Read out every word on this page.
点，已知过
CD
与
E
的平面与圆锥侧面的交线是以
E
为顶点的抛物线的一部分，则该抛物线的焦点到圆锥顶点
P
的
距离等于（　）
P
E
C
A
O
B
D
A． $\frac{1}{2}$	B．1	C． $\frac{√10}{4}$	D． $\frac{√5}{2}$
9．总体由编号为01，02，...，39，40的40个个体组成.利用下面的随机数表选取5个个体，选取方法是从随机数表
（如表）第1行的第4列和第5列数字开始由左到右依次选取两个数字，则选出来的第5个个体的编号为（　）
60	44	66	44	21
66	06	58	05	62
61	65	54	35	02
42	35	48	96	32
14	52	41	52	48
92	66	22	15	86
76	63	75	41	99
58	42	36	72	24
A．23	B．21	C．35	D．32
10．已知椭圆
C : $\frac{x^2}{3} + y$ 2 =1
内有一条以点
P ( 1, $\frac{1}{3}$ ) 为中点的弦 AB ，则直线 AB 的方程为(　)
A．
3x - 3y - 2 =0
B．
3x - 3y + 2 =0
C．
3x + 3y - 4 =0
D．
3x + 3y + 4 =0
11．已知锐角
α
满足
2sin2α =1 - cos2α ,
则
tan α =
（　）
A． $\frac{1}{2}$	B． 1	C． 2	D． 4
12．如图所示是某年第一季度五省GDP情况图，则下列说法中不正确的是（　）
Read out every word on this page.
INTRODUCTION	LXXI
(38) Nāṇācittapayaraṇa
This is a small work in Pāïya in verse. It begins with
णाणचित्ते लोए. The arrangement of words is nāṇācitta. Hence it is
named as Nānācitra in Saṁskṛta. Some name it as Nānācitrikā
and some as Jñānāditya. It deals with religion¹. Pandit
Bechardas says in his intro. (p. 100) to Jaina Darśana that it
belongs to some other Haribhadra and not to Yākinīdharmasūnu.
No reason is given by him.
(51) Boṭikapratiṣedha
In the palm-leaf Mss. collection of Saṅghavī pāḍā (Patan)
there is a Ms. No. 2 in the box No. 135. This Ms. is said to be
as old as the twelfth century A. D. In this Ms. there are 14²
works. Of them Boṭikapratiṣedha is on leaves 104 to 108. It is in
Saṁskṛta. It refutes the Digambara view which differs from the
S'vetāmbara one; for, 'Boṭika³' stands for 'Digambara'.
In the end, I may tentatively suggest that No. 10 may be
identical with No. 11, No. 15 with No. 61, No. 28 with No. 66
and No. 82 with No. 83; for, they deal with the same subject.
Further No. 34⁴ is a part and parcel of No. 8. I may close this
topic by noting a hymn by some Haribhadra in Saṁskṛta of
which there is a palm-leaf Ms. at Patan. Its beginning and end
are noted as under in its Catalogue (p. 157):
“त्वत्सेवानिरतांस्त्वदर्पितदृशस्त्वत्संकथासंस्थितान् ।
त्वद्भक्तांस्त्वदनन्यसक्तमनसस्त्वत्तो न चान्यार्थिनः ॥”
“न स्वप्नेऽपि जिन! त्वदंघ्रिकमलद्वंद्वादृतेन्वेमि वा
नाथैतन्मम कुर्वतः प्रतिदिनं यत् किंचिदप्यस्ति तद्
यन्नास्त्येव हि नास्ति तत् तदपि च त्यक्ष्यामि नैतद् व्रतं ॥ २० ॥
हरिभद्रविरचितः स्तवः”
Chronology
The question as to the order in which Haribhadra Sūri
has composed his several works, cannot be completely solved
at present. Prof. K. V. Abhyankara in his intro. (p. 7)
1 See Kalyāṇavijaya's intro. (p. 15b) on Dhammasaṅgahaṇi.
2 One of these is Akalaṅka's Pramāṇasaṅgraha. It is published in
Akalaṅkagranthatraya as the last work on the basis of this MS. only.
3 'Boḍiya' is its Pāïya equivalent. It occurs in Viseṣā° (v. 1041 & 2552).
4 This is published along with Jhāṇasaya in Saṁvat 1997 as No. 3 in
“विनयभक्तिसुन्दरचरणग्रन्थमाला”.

++++

• _GOAL_
Give the count of lines holding the word "Patan", with no other words.

• _THE RESPONSE_
2